- **Written instruction**
As an exercise in exact copying, transcribe the lines below from the one holding "Read this page and output its text content." through the last, with both ends included and pictures left out.

Stored records
** start **
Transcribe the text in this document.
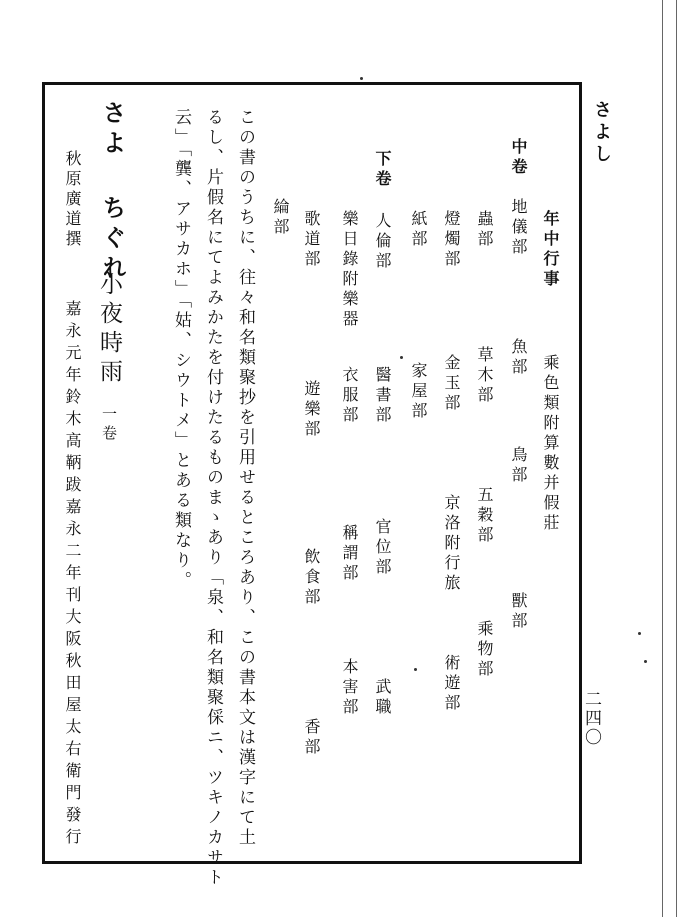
さよし
二四〇
年中行事乘色類附算數并假莊
中卷地儀部魚部鳥部獸部
蟲部草木部五穀部乘物部
燈燭部金玉部京洛附行旅術遊部
紙部家屋部
下卷人倫部醫書部官位部武職
樂日錄附樂器衣服部稱謂部本害部
歌道部遊樂部飲食部香部
綸部
この書のうちに、往々和名類聚抄を引用せるところあり、この書本文は漢字にて土
るし、片假名にてよみかたを付けたるものまゝあり「泉、和名類聚倸ニ、ツキノカサト
云」「龔、アサカホ」「姑、シウトメ」とある類なり。
さよ ちぐれ
小夜時雨一卷
秋原廣道撰
嘉永元年鈴木高鞆跋嘉永二年刊大阪秋田屋太右衛門發行
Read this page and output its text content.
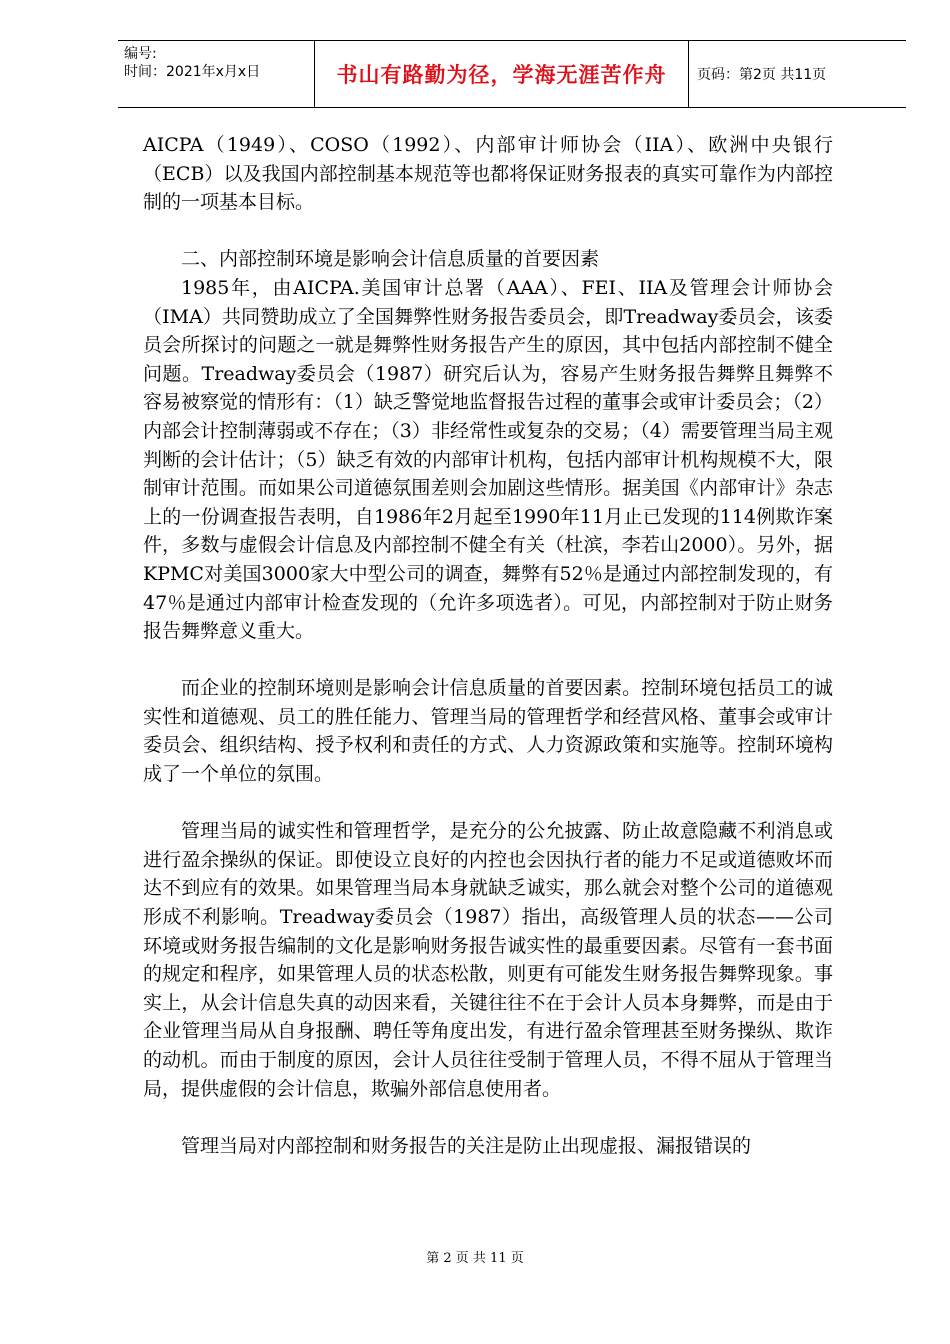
编号:
时间：2021年x月x日	书山有路勤为径，学海无涯苦作舟	页码：第2页 共11页

AICPA（1949）、COSO（1992）、内部审计师协会（IIA）、欧洲中央银行（ECB）以及我国内部控制基本规范等也都将保证财务报表的真实可靠作为内部控制的一项基本目标。

二、内部控制环境是影响会计信息质量的首要因素

1985年，由AICPA.美国审计总署（AAA）、FEI、IIA及管理会计师协会（IMA）共同赞助成立了全国舞弊性财务报告委员会，即Treadway委员会，该委员会所探讨的问题之一就是舞弊性财务报告产生的原因，其中包括内部控制不健全问题。Treadway委员会（1987）研究后认为，容易产生财务报告舞弊且舞弊不容易被察觉的情形有：（1）缺乏警觉地监督报告过程的董事会或审计委员会；（2）内部会计控制薄弱或不存在；（3）非经常性或复杂的交易；（4）需要管理当局主观判断的会计估计；（5）缺乏有效的内部审计机构，包括内部审计机构规模不大，限制审计范围。而如果公司道德氛围差则会加剧这些情形。据美国《内部审计》杂志上的一份调查报告表明，自1986年2月起至1990年11月止已发现的114例欺诈案件，多数与虚假会计信息及内部控制不健全有关（杜滨，李若山2000）。另外，据KPMC对美国3000家大中型公司的调查，舞弊有52％是通过内部控制发现的，有47％是通过内部审计检查发现的（允许多项选者）。可见，内部控制对于防止财务报告舞弊意义重大。

而企业的控制环境则是影响会计信息质量的首要因素。控制环境包括员工的诚实性和道德观、员工的胜任能力、管理当局的管理哲学和经营风格、董事会或审计委员会、组织结构、授予权利和责任的方式、人力资源政策和实施等。控制环境构成了一个单位的氛围。

管理当局的诚实性和管理哲学，是充分的公允披露、防止故意隐藏不利消息或进行盈余操纵的保证。即使设立良好的内控也会因执行者的能力不足或道德败坏而达不到应有的效果。如果管理当局本身就缺乏诚实，那么就会对整个公司的道德观形成不利影响。Treadway委员会（1987）指出，高级管理人员的状态——公司环境或财务报告编制的文化是影响财务报告诚实性的最重要因素。尽管有一套书面的规定和程序，如果管理人员的状态松散，则更有可能发生财务报告舞弊现象。事实上，从会计信息失真的动因来看，关键往往不在于会计人员本身舞弊，而是由于企业管理当局从自身报酬、聘任等角度出发，有进行盈余管理甚至财务操纵、欺诈的动机。而由于制度的原因，会计人员往往受制于管理人员，不得不屈从于管理当局，提供虚假的会计信息，欺骗外部信息使用者。

管理当局对内部控制和财务报告的关注是防止出现虚报、漏报错误的

第 2 页 共 11 页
** end **
- **Exercise output**
Read this page and output its text content.
编号:
时间：2021年x月x日	书山有路勤为径，学海无涯苦作舟	页码：第2页 共11页

AICPA（1949）、COSO（1992）、内部审计师协会（IIA）、欧洲中央银行（ECB）以及我国内部控制基本规范等也都将保证财务报表的真实可靠作为内部控制的一项基本目标。

二、内部控制环境是影响会计信息质量的首要因素

1985年，由AICPA.美国审计总署（AAA）、FEI、IIA及管理会计师协会（IMA）共同赞助成立了全国舞弊性财务报告委员会，即Treadway委员会，该委员会所探讨的问题之一就是舞弊性财务报告产生的原因，其中包括内部控制不健全问题。Treadway委员会（1987）研究后认为，容易产生财务报告舞弊且舞弊不容易被察觉的情形有：（1）缺乏警觉地监督报告过程的董事会或审计委员会；（2）内部会计控制薄弱或不存在；（3）非经常性或复杂的交易；（4）需要管理当局主观判断的会计估计；（5）缺乏有效的内部审计机构，包括内部审计机构规模不大，限制审计范围。而如果公司道德氛围差则会加剧这些情形。据美国《内部审计》杂志上的一份调查报告表明，自1986年2月起至1990年11月止已发现的114例欺诈案件，多数与虚假会计信息及内部控制不健全有关（杜滨，李若山2000）。另外，据KPMC对美国3000家大中型公司的调查，舞弊有52％是通过内部控制发现的，有47％是通过内部审计检查发现的（允许多项选者）。可见，内部控制对于防止财务报告舞弊意义重大。

而企业的控制环境则是影响会计信息质量的首要因素。控制环境包括员工的诚实性和道德观、员工的胜任能力、管理当局的管理哲学和经营风格、董事会或审计委员会、组织结构、授予权利和责任的方式、人力资源政策和实施等。控制环境构成了一个单位的氛围。

管理当局的诚实性和管理哲学，是充分的公允披露、防止故意隐藏不利消息或进行盈余操纵的保证。即使设立良好的内控也会因执行者的能力不足或道德败坏而达不到应有的效果。如果管理当局本身就缺乏诚实，那么就会对整个公司的道德观形成不利影响。Treadway委员会（1987）指出，高级管理人员的状态——公司环境或财务报告编制的文化是影响财务报告诚实性的最重要因素。尽管有一套书面的规定和程序，如果管理人员的状态松散，则更有可能发生财务报告舞弊现象。事实上，从会计信息失真的动因来看，关键往往不在于会计人员本身舞弊，而是由于企业管理当局从自身报酬、聘任等角度出发，有进行盈余管理甚至财务操纵、欺诈的动机。而由于制度的原因，会计人员往往受制于管理人员，不得不屈从于管理当局，提供虚假的会计信息，欺骗外部信息使用者。

管理当局对内部控制和财务报告的关注是防止出现虚报、漏报错误的

第 2 页 共 11 页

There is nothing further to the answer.